— Start Data for the task —
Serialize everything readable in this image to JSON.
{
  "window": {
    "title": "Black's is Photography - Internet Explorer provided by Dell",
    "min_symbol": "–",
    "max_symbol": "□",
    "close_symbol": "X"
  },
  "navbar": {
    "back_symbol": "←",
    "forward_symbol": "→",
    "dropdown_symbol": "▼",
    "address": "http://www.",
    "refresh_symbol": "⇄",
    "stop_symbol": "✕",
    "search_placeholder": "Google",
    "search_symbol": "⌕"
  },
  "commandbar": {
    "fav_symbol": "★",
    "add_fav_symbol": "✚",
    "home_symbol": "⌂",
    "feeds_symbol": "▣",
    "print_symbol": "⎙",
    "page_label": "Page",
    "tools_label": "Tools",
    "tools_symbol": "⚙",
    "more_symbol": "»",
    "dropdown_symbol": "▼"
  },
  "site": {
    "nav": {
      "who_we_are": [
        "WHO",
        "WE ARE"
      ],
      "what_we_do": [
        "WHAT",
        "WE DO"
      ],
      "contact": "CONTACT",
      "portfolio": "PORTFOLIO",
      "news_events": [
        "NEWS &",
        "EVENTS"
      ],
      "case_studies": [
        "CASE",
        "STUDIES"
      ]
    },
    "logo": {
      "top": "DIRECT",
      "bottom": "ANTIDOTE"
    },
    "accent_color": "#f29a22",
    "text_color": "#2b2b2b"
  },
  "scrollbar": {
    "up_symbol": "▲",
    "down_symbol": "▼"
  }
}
— End Data for the task —
» **Work to do**: Every line above needs to be retyped exactly.

» **Exercise response**:
Serialize everything readable in this image to JSON.
{
  "window": {
    "title": "Black's is Photography - Internet Explorer provided by Dell",
    "min_symbol": "–",
    "max_symbol": "□",
    "close_symbol": "X"
  },
  "navbar": {
    "back_symbol": "←",
    "forward_symbol": "→",
    "dropdown_symbol": "▼",
    "address": "http://www.",
    "refresh_symbol": "⇄",
    "stop_symbol": "✕",
    "search_placeholder": "Google",
    "search_symbol": "⌕"
  },
  "commandbar": {
    "fav_symbol": "★",
    "add_fav_symbol": "✚",
    "home_symbol": "⌂",
    "feeds_symbol": "▣",
    "print_symbol": "⎙",
    "page_label": "Page",
    "tools_label": "Tools",
    "tools_symbol": "⚙",
    "more_symbol": "»",
    "dropdown_symbol": "▼"
  },
  "site": {
    "nav": {
      "who_we_are": [
        "WHO",
        "WE ARE"
      ],
      "what_we_do": [
        "WHAT",
        "WE DO"
      ],
      "contact": "CONTACT",
      "portfolio": "PORTFOLIO",
      "news_events": [
        "NEWS &",
        "EVENTS"
      ],
      "case_studies": [
        "CASE",
        "STUDIES"
      ]
    },
    "logo": {
      "top": "DIRECT",
      "bottom": "ANTIDOTE"
    },
    "accent_color": "#f29a22",
    "text_color": "#2b2b2b"
  },
  "scrollbar": {
    "up_symbol": "▲",
    "down_symbol": "▼"
  }
}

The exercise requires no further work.